DATA »

"""

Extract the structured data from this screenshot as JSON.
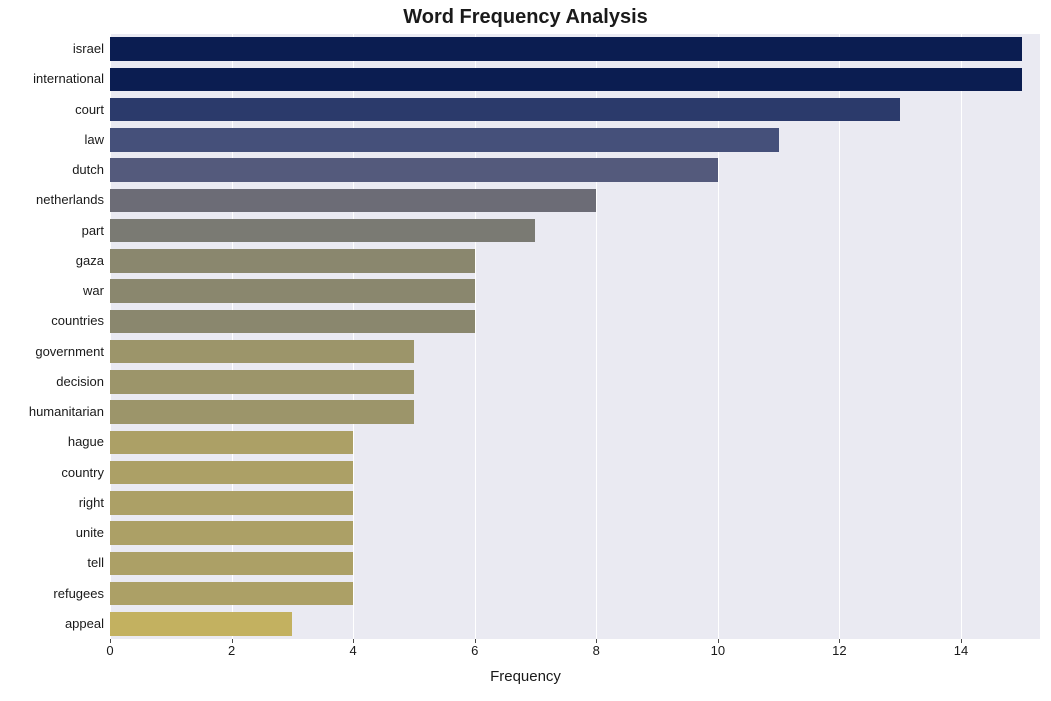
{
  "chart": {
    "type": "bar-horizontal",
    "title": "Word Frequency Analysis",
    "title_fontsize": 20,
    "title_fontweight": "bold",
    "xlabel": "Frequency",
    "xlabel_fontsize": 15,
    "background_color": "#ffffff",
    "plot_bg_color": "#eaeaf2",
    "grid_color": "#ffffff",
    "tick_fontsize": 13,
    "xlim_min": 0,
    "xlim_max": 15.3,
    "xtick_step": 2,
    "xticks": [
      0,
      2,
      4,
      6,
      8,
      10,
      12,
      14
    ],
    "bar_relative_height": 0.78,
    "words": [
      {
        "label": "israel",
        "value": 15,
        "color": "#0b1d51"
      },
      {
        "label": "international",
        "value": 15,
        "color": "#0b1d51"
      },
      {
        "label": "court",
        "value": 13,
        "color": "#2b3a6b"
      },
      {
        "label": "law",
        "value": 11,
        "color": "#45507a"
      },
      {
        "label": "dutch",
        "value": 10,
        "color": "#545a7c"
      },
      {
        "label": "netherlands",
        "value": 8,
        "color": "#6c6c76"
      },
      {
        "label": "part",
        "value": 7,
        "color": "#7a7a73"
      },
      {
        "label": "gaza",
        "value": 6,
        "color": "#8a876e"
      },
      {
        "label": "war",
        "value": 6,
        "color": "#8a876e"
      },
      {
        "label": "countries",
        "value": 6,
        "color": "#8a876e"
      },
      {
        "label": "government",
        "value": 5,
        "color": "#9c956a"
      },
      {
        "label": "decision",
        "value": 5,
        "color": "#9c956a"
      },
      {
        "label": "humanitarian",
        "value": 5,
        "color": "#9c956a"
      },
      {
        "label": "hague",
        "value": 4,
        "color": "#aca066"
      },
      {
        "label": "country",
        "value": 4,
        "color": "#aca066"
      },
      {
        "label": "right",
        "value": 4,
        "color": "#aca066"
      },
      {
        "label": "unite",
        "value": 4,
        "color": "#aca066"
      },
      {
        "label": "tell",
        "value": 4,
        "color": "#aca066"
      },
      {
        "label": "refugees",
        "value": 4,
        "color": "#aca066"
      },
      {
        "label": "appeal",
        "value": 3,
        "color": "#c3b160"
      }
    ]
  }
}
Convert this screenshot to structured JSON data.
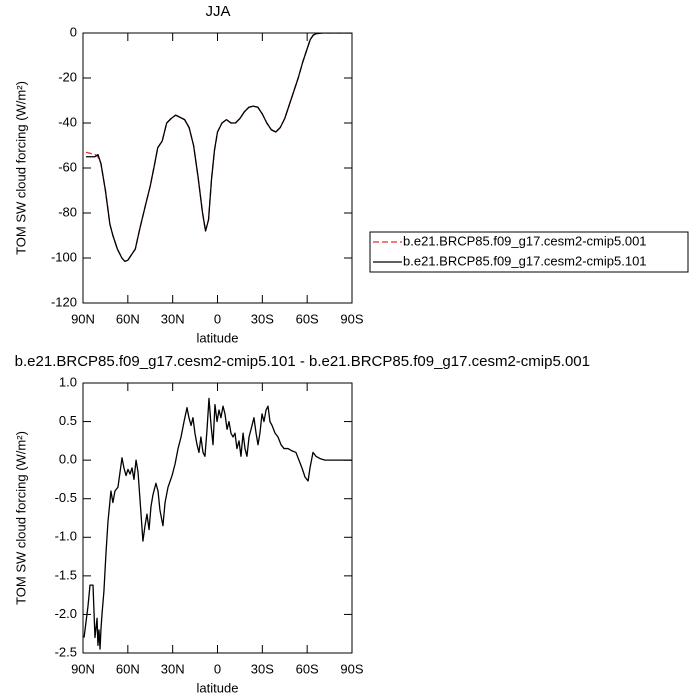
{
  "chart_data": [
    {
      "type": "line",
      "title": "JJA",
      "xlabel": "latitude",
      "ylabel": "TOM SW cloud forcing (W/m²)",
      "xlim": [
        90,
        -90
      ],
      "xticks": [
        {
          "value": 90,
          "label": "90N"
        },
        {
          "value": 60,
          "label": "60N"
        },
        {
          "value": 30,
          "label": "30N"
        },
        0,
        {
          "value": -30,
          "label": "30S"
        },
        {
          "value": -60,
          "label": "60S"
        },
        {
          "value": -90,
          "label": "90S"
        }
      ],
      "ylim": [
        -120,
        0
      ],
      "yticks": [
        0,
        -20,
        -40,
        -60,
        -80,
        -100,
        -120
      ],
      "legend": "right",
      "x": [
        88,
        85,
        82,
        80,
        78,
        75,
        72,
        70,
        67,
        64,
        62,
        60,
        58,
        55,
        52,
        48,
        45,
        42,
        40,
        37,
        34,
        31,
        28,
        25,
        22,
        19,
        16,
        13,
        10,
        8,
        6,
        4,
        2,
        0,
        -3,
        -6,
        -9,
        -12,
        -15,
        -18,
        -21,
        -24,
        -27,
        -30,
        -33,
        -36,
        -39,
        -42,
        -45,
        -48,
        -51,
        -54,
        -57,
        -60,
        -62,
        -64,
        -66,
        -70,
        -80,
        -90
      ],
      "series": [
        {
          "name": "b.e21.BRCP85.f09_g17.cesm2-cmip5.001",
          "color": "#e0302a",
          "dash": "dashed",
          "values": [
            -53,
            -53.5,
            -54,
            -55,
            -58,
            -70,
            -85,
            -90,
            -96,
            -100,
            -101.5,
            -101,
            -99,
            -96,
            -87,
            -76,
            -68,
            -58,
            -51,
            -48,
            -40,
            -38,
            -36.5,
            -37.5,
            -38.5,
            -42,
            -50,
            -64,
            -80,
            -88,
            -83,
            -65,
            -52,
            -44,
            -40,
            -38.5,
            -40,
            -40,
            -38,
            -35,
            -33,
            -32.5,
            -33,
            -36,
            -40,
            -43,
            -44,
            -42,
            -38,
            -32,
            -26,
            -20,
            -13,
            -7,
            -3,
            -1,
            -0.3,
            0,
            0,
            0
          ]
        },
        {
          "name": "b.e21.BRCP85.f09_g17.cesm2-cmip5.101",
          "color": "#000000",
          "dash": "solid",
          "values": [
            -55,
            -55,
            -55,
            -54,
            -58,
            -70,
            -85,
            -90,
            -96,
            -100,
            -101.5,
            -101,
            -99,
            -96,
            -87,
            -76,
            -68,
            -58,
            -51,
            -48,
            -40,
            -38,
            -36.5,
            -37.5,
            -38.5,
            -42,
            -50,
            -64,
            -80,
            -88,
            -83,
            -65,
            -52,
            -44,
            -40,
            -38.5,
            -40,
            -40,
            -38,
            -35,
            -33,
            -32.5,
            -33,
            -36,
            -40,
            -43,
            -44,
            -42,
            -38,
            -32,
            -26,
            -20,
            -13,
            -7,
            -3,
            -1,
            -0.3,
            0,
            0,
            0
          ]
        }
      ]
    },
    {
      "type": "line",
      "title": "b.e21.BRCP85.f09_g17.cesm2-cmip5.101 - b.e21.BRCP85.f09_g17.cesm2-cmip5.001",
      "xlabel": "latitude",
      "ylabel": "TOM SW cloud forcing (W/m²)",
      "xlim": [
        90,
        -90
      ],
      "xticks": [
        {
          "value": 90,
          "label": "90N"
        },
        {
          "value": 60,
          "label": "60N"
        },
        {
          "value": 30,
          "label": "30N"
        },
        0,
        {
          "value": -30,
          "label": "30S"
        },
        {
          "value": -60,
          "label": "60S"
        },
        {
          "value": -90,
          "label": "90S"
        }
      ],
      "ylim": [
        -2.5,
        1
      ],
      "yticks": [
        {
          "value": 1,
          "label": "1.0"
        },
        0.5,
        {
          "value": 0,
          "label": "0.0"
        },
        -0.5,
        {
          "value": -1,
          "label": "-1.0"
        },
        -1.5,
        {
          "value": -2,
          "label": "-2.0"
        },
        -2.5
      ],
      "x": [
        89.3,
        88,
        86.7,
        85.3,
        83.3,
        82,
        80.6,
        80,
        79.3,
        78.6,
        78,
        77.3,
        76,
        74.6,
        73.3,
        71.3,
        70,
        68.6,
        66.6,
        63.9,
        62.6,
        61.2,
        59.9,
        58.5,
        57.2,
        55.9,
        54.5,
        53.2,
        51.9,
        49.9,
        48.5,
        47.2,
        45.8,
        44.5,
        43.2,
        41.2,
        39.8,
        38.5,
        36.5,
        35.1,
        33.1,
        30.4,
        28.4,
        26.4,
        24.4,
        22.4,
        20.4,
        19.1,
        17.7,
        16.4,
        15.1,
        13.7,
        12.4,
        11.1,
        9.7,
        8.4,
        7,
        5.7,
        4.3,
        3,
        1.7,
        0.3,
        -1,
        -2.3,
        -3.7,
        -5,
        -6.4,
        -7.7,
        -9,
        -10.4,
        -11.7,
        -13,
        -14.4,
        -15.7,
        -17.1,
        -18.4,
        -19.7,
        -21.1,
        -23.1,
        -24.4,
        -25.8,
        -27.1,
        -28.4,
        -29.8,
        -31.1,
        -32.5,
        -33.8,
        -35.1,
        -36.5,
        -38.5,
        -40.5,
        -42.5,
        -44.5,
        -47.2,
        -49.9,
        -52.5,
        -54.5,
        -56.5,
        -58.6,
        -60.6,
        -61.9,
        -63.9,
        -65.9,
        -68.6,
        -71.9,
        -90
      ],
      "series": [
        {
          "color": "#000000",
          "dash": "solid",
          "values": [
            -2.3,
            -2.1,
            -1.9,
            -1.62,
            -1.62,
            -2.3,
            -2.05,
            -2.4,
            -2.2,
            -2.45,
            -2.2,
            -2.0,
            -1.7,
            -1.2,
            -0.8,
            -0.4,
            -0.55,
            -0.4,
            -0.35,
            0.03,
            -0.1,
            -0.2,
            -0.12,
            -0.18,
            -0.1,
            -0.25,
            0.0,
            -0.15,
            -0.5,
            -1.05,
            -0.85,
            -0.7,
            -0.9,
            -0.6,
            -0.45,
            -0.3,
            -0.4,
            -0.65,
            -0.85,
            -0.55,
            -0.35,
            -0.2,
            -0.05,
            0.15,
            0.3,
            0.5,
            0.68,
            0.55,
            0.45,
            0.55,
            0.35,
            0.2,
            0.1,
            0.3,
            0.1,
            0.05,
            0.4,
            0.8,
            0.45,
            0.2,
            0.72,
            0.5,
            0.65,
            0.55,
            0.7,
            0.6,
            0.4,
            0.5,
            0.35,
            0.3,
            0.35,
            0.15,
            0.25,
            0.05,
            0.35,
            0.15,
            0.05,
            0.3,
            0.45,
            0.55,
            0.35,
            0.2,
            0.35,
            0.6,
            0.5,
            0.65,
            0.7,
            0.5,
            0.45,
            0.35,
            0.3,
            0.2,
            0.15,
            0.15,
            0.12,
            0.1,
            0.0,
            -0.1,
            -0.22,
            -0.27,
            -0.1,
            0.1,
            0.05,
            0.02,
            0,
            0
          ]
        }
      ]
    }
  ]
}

"""

JOB » Write down every line of the data above that includes the string "this".

RESPONSE TO THE TASK »
Extract the structured data from this screenshot as JSON.
Convert this screenshot to structured JSON data.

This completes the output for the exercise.